## RECORDS FOR THIS TASK:
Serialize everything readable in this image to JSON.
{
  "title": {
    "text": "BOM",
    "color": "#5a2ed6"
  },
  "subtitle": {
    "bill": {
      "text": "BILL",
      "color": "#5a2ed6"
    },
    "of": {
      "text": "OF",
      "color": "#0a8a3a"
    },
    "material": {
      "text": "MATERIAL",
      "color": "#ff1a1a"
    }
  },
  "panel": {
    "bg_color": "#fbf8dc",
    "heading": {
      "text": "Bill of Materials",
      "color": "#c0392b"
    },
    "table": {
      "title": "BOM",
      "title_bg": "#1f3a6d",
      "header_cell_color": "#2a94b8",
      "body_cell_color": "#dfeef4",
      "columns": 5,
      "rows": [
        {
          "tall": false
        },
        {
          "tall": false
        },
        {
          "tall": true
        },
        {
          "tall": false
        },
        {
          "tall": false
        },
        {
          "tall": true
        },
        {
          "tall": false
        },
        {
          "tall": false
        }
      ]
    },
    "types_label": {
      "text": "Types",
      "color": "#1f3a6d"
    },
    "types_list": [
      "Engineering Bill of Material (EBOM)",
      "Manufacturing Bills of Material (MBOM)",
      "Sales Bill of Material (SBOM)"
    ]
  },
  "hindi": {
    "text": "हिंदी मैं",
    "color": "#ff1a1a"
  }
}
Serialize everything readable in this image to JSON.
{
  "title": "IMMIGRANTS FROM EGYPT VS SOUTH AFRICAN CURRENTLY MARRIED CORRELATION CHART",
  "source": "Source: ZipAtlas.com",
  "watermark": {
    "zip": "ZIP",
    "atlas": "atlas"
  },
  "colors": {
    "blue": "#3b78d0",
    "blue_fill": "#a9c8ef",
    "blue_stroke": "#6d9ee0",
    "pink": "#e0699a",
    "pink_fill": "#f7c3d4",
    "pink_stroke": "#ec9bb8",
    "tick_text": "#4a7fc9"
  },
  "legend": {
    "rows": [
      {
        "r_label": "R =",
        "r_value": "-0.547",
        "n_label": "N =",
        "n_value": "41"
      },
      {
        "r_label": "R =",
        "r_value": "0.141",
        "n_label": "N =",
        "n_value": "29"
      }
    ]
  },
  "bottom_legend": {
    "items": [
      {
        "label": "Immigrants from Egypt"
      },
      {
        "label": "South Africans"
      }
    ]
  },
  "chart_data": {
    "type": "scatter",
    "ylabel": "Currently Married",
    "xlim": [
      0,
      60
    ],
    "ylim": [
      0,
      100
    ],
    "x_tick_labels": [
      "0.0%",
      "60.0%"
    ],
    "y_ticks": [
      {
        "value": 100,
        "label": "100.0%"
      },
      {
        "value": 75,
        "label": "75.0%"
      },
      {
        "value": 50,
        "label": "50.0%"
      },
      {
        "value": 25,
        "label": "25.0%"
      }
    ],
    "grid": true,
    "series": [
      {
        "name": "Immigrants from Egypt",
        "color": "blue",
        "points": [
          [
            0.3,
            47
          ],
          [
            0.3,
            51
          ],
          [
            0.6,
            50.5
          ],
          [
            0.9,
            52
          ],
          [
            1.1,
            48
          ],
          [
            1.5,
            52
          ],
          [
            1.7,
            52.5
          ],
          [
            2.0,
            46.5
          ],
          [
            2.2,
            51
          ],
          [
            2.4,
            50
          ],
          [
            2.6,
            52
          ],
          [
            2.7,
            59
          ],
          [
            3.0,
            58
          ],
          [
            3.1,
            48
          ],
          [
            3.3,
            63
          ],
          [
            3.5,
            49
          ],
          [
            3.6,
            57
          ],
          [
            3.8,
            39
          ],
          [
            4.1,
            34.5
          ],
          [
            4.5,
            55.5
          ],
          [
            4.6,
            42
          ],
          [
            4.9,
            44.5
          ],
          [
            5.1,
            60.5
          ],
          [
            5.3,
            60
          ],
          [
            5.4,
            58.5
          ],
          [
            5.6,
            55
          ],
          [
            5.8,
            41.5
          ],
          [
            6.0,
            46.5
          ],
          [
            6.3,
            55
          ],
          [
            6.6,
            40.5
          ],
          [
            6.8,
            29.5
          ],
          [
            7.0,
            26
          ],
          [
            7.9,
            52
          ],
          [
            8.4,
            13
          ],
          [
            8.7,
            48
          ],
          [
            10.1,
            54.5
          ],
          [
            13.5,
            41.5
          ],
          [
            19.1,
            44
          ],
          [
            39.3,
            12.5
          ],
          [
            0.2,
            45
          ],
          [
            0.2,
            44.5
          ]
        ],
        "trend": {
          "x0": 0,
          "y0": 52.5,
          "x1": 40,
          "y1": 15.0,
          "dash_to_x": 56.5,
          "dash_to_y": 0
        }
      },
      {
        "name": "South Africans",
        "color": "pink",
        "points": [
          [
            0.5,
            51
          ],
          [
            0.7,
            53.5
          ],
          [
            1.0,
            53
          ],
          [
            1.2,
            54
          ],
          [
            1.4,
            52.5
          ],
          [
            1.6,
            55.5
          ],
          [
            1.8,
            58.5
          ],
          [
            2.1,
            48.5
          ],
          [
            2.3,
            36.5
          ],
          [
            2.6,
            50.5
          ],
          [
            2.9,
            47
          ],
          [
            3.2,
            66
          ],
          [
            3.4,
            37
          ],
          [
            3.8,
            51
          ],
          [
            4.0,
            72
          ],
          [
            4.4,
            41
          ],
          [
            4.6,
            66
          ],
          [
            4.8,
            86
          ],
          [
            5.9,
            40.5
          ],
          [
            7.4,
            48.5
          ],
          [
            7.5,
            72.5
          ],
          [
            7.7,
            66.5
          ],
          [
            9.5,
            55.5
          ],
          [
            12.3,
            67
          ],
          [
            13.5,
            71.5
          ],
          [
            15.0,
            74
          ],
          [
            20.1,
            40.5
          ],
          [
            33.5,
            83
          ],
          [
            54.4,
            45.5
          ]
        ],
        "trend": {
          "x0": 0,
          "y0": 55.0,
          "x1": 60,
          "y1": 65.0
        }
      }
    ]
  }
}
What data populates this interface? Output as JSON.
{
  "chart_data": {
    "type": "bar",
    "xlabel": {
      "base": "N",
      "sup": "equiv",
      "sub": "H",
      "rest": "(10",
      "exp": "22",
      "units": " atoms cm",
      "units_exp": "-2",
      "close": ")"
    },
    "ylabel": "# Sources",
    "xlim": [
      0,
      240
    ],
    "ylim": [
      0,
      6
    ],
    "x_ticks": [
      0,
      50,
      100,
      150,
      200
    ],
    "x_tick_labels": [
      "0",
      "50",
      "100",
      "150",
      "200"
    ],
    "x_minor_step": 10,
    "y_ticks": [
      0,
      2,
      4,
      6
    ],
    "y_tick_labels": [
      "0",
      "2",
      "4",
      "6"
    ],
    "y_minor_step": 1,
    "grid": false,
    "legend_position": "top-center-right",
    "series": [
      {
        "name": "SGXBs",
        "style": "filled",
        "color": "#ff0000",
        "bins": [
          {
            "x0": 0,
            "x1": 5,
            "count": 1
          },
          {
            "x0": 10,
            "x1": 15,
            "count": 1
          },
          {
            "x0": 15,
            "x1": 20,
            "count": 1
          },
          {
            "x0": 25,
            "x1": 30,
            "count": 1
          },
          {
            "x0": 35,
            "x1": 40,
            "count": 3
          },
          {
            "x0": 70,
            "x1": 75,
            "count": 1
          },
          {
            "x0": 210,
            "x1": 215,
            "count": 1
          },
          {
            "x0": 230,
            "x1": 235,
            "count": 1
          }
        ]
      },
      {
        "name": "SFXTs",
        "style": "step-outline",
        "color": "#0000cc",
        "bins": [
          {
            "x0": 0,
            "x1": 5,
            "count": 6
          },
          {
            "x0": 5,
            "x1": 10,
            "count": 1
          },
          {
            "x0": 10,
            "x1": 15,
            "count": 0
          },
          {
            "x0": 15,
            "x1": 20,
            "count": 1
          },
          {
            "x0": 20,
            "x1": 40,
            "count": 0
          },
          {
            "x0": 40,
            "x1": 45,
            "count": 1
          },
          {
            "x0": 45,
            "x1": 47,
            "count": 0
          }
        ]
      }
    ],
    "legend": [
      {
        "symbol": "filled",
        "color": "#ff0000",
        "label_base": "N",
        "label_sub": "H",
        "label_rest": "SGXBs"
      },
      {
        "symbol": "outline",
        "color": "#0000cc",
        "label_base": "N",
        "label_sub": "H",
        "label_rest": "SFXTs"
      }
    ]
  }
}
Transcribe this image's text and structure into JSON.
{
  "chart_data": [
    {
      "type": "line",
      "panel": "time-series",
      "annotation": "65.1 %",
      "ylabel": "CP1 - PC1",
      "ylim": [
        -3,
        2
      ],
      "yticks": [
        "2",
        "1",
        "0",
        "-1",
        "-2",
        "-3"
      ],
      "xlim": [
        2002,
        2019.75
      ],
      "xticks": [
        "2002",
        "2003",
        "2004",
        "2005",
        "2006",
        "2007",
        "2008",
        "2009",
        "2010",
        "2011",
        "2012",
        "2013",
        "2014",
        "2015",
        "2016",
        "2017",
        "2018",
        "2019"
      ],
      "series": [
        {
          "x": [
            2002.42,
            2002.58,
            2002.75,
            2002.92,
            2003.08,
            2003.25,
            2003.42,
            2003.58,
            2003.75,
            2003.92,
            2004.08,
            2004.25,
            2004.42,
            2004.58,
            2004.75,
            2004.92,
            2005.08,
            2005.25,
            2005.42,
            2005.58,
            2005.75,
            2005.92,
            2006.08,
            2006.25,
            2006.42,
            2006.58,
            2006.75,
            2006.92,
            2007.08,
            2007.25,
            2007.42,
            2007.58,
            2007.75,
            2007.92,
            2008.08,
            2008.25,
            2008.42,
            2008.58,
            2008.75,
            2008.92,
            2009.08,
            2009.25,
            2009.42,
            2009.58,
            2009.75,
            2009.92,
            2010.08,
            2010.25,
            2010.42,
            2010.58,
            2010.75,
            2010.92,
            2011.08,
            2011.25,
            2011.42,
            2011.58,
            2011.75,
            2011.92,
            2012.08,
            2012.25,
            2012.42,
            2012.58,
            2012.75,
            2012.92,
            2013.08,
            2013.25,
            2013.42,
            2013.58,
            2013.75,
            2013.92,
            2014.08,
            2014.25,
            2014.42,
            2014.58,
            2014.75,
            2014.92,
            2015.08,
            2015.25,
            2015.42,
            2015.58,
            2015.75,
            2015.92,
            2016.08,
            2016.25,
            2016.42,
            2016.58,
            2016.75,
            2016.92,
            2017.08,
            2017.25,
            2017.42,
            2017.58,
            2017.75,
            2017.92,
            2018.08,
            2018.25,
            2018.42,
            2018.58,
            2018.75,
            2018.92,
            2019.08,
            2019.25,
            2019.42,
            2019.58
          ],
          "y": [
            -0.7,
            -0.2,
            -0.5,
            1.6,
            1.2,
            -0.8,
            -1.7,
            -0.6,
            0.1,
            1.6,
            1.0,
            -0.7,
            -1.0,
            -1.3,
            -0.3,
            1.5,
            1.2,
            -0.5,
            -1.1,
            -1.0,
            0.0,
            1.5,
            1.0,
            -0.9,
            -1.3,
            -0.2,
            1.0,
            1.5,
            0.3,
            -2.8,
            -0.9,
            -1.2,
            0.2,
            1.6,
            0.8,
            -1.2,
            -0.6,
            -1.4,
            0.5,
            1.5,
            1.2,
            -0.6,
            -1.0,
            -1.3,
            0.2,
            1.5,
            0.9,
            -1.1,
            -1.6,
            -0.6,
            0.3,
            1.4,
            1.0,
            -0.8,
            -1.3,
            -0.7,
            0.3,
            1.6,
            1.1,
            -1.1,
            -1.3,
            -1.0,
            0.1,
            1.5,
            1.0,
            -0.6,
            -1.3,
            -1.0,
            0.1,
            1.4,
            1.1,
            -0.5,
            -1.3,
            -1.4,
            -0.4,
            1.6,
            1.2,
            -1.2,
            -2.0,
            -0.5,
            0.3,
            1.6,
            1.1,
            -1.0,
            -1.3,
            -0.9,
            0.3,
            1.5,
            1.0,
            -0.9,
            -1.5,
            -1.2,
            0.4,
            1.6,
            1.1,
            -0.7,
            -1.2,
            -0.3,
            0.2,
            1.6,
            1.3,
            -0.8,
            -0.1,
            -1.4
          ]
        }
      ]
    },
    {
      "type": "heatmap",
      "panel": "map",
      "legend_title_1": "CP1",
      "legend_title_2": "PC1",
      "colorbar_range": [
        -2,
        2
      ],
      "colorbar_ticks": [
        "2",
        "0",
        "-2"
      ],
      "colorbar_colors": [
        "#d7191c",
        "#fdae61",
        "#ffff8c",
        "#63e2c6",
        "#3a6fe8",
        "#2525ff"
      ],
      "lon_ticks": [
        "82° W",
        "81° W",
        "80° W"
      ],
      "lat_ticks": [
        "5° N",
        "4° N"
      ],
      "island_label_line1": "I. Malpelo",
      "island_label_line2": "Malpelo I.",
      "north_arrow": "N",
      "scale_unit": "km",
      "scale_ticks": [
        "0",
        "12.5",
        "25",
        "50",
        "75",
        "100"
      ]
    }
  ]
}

## AIM OF THE TASK:
Find all lines with "series" in them and copy each one.

## OUTPUT FOR THIS TASK:
    "series": [
    "series": [
      "panel": "time-series",
      "series": [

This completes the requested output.